Exercise requirements.
a. For the Marvel graph excerpt, decide whether each statement agrees with it, answering yes or no and quoting the deciding words: (i) the biggest component shrinks from 99,5% to 18,6% of all nodes; (ii) the query returns at most 10 communities; (iii) the conclusion says no further posts on the graph are planned.
b. Write out the part of the Marvel graph excerpt that begins at "Not only community" and stops after "can be messy.".
c. In the Marvel graph excerpt, which methods might the next post use for community detection?

Reading passage.
──────────────────────────────

Define weightProperty and threshold.

com10.png

As we could expect the biggest component drops significantly in size from 99,5% to 18,6% of total number of nodes. Using threshold can be used to find potentially resilient teams of heroes as more interactions between heroes (we take any co-appearance as positive) means longer history and more bonding, which can translate to resilience.

We can play around with different threshold settings.

Not only community sizes are interesting, but also their members. We check the members of the largest communities skipping the first one as showing 1200 names in a browser can be messy.

CALL algo.unionFind.stream('Hero', 'KNOWS', 
{weightProperty:'weight', defaultValue:0.0, threshold:10.0}) 
YIELD nodeId,setId
WITH setId,collect(nodeId) as membersId,count(*) as communitySize 
// skip the largest component
ORDER BY communitySize DESC SKIP 1 LIMIT 20
MATCH (h:Hero) WHERE id(h) in membersId
RETURN setId,collect(h.name) as members 
ORDER BY length(members) DESC

com10skip.png

Second largest community has really cool names like Bodybag,China Doll and Scatter Brain. As I have no clue of the domain I can’t really give any other comment.

 

Conclusion:

While this post is long, it does not contain everything I want to show on Marvel graph, so there will be one more post using centralities with cypher loading and maybe some community detection with Louvain and Label Propagation Algorithm.

Hope you learned something today!

Reference:

[1] https://en.wikipedia.org/wiki/Clustering_coefficient

──────────────────────────────

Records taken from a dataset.
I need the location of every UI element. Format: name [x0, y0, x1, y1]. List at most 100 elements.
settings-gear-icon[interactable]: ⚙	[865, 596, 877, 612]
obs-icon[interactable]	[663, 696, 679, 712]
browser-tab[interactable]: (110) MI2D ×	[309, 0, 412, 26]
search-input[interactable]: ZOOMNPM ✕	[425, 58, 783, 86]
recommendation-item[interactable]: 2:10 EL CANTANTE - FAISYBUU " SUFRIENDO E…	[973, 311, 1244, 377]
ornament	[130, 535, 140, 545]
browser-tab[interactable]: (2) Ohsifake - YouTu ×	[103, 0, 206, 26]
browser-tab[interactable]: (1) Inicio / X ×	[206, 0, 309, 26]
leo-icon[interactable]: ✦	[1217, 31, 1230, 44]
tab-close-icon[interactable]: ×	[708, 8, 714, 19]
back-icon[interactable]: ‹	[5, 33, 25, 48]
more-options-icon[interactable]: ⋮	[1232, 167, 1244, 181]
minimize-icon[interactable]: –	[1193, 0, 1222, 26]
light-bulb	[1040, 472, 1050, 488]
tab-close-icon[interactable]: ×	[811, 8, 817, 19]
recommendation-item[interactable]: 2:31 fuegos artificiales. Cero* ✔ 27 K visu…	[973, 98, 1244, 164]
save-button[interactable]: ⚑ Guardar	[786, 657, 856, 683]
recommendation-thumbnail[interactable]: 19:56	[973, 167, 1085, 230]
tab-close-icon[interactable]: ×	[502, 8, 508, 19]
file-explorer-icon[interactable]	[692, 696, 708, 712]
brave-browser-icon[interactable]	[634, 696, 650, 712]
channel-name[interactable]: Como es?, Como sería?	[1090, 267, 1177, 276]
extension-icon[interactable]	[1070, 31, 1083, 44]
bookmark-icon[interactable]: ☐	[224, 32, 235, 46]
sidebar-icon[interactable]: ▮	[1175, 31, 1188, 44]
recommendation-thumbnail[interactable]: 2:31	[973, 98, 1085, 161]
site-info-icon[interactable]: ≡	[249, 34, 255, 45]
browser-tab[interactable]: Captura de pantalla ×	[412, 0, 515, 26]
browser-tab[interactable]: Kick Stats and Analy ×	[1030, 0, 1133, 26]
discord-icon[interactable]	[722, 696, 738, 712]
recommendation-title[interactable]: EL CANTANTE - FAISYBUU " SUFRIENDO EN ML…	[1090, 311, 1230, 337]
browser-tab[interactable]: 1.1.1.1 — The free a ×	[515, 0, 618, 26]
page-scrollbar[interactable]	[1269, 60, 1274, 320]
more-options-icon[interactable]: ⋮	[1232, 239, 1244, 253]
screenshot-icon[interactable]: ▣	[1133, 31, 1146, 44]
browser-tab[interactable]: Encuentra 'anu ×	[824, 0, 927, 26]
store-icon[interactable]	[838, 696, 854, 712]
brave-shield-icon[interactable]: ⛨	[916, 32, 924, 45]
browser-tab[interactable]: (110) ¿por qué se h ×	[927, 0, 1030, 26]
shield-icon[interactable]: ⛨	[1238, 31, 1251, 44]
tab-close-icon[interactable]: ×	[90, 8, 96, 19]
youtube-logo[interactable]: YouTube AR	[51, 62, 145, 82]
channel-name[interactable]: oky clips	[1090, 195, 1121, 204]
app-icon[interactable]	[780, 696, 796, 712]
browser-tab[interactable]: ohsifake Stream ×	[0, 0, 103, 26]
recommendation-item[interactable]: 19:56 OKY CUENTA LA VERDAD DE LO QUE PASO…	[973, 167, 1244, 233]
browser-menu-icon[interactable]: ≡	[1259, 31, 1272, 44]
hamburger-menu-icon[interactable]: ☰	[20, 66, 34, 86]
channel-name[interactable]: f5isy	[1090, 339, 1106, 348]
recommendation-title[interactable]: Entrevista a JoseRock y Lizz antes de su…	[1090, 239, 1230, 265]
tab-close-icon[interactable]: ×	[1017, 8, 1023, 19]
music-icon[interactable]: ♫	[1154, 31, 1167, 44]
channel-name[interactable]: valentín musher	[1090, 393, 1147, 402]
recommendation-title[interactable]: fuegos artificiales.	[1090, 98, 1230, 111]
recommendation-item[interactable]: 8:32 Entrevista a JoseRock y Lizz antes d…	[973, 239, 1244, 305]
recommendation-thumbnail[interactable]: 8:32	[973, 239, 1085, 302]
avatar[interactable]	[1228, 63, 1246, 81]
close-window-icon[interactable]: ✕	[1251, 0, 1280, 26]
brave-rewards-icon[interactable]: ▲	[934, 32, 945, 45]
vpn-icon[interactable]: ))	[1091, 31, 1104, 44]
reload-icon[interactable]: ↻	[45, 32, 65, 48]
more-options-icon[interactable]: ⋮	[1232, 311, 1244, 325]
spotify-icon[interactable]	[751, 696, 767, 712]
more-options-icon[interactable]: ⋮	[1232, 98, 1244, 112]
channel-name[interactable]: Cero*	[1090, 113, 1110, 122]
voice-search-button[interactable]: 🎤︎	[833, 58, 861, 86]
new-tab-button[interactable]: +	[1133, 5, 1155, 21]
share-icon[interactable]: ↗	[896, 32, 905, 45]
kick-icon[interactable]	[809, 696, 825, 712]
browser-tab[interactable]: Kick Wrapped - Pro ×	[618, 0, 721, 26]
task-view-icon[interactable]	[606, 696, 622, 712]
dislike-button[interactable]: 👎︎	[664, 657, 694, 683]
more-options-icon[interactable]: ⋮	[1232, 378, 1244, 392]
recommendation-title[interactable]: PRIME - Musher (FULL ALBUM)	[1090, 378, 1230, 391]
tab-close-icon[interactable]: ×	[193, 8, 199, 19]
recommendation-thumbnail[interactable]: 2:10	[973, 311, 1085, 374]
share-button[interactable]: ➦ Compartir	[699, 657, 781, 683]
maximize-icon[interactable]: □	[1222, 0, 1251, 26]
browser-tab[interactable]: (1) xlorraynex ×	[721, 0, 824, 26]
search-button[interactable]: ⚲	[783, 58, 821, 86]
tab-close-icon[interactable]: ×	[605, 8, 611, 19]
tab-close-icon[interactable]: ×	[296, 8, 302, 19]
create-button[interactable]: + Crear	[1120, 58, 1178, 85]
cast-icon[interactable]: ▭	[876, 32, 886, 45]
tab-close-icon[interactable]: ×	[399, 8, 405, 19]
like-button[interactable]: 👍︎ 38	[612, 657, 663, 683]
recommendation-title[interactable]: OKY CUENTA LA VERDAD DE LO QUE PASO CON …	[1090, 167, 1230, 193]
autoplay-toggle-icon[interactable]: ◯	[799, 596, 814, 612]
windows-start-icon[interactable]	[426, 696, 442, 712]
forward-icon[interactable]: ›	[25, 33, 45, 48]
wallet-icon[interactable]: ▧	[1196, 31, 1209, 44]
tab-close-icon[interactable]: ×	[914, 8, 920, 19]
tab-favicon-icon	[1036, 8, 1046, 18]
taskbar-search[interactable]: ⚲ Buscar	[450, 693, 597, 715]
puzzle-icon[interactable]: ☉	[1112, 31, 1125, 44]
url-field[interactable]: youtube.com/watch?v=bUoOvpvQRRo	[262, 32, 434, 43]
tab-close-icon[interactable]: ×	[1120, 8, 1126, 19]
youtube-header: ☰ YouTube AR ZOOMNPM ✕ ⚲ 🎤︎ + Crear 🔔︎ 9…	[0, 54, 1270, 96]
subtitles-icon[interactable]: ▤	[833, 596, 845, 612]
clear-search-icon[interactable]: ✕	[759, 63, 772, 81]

──────────────────────────────

Problem solutions.
a.
(i) Yes: "the biggest component drops significantly in size from 99,5% to 18,6% of total number of nodes"
(ii) No: "ORDER BY communitySize DESC SKIP 1 LIMIT 20"
(iii) No: "there will be one more post using centralities with cypher loading"

b.
Not only community sizes are interesting, but also their members. We check the members of the largest communities skipping the first one as showing 1200 names in a browser can be messy.

c. Louvain and the Label Propagation Algorithm.